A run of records
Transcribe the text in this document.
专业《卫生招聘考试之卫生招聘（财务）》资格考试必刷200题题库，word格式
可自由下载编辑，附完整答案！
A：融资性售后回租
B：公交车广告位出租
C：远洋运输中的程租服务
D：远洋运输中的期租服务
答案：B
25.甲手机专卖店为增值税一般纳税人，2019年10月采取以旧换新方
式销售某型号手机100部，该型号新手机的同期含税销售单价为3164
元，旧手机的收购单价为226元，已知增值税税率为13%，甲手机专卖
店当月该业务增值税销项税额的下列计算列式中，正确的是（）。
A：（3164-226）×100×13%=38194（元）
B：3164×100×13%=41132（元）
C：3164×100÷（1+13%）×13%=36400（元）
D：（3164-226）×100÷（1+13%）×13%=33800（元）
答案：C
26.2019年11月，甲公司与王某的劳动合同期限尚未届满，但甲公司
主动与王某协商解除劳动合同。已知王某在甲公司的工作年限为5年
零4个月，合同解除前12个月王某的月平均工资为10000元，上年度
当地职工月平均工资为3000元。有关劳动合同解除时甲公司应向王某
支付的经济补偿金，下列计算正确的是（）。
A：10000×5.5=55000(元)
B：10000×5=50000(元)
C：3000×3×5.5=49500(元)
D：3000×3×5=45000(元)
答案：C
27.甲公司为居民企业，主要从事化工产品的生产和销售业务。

---

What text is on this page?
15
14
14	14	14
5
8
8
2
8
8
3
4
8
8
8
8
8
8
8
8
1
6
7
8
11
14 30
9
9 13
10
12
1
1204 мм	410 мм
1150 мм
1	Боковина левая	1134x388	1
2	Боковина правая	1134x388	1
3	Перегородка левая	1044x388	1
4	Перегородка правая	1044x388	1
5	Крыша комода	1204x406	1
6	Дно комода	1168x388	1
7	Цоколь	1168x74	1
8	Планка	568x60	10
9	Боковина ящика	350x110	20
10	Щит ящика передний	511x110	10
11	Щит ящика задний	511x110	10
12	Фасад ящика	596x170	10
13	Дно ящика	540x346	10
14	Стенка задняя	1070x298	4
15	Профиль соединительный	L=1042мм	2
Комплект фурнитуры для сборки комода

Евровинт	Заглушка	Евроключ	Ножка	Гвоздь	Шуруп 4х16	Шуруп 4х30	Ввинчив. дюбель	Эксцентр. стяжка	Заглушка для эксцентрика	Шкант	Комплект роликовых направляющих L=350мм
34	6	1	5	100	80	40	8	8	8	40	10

...

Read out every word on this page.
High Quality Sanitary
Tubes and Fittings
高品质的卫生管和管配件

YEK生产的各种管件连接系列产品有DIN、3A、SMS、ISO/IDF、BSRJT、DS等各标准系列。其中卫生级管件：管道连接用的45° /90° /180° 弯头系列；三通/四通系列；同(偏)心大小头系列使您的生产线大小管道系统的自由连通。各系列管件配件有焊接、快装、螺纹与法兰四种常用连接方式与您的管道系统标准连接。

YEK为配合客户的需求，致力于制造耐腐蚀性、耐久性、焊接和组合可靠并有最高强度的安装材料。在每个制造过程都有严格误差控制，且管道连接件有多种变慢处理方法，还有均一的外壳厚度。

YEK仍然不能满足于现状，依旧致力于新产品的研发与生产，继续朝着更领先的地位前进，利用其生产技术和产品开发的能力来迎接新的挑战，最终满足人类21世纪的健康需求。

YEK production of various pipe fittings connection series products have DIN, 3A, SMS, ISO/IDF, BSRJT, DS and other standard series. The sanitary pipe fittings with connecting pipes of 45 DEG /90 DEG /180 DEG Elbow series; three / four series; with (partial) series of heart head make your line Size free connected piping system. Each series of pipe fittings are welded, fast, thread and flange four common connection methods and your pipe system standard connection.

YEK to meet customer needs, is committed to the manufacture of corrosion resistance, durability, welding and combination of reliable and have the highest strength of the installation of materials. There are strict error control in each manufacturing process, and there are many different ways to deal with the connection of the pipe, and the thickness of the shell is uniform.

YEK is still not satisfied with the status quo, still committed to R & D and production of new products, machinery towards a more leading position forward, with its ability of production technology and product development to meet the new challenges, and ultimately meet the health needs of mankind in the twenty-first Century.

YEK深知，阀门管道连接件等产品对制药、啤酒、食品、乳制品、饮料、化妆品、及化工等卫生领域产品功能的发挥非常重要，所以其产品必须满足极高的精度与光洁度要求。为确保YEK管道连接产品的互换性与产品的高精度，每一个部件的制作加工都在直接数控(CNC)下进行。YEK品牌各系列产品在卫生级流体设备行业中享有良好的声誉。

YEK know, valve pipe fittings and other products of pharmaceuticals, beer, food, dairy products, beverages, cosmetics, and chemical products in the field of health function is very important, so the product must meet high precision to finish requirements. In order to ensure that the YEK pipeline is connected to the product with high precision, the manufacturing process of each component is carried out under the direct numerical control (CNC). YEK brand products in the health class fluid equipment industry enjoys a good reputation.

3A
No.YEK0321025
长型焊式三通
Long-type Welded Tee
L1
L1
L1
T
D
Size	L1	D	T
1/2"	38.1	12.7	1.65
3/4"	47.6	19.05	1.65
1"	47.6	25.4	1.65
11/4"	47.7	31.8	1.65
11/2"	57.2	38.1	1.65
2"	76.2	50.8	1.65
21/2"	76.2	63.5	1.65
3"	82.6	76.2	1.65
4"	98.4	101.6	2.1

TASK TO CARRY OUT.
Copy out each line of the listing that holds "page".

THE RESULT.
What text is on this page?
Read out every word on this page.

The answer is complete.